• **Given problem**:
Rewrite everything in the listing below, from its first line down to and including the line containing "y-axis-ticks: 0 0,5", as a JSON list of strings with one string per line, leaving out blank lines. Include no lines after that one.

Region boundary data

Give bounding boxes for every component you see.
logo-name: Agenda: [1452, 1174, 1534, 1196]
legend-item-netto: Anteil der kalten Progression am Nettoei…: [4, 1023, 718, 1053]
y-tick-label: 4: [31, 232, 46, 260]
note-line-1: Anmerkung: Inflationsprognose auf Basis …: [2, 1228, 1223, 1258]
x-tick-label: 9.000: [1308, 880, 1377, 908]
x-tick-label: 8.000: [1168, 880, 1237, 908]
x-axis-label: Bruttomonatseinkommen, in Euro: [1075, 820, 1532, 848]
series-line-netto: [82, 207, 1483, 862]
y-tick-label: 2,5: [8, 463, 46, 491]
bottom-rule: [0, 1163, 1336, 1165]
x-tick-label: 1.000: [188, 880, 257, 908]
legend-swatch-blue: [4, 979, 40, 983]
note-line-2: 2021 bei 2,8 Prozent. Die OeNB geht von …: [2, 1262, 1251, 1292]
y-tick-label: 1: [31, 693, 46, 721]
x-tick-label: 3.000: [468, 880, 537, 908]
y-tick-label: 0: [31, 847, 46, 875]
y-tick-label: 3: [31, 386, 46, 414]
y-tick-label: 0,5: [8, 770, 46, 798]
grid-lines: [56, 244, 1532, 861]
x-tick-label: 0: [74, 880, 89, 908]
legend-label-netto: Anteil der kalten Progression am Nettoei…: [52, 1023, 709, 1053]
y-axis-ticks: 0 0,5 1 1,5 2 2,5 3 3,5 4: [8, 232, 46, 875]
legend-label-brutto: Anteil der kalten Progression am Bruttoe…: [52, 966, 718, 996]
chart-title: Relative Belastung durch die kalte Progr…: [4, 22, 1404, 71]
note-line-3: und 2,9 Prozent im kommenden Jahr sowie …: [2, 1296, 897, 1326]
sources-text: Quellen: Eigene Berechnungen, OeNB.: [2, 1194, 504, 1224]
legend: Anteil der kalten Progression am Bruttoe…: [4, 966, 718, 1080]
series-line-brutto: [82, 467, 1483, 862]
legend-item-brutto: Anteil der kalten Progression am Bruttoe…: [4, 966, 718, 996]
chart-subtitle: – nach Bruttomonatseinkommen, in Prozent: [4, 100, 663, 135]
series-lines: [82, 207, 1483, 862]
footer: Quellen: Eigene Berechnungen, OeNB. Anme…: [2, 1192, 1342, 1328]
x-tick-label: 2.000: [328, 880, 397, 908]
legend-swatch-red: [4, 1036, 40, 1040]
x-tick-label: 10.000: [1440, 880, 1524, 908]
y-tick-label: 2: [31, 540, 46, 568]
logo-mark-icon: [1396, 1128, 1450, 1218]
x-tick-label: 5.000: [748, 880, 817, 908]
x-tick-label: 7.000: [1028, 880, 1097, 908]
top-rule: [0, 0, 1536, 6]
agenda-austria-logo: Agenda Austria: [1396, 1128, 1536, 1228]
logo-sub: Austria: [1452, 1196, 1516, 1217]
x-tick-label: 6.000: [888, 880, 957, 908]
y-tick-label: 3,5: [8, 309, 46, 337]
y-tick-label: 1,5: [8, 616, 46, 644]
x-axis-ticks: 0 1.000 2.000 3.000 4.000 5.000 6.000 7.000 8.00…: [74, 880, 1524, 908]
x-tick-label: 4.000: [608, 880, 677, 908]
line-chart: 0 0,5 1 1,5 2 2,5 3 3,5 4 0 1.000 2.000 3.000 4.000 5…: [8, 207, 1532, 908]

• **Response**:
[
  "Give bounding boxes for every component you see.",
  "logo-name: Agenda: [1452, 1174, 1534, 1196]",
  "legend-item-netto: Anteil der kalten Progression am Nettoei…: [4, 1023, 718, 1053]",
  "y-tick-label: 4: [31, 232, 46, 260]",
  "note-line-1: Anmerkung: Inflationsprognose auf Basis …: [2, 1228, 1223, 1258]",
  "x-tick-label: 9.000: [1308, 880, 1377, 908]",
  "x-tick-label: 8.000: [1168, 880, 1237, 908]",
  "x-axis-label: Bruttomonatseinkommen, in Euro: [1075, 820, 1532, 848]",
  "series-line-netto: [82, 207, 1483, 862]",
  "y-tick-label: 2,5: [8, 463, 46, 491]",
  "bottom-rule: [0, 1163, 1336, 1165]",
  "x-tick-label: 1.000: [188, 880, 257, 908]",
  "legend-swatch-blue: [4, 979, 40, 983]",
  "note-line-2: 2021 bei 2,8 Prozent. Die OeNB geht von …: [2, 1262, 1251, 1292]",
  "y-tick-label: 1: [31, 693, 46, 721]",
  "x-tick-label: 3.000: [468, 880, 537, 908]",
  "y-tick-label: 0: [31, 847, 46, 875]",
  "y-tick-label: 3: [31, 386, 46, 414]",
  "y-tick-label: 0,5: [8, 770, 46, 798]",
  "grid-lines: [56, 244, 1532, 861]",
  "x-tick-label: 0: [74, 880, 89, 908]",
  "legend-label-netto: Anteil der kalten Progression am Nettoei…: [52, 1023, 709, 1053]",
  "y-axis-ticks: 0 0,5 1 1,5 2 2,5 3 3,5 4: [8, 232, 46, 875]"
]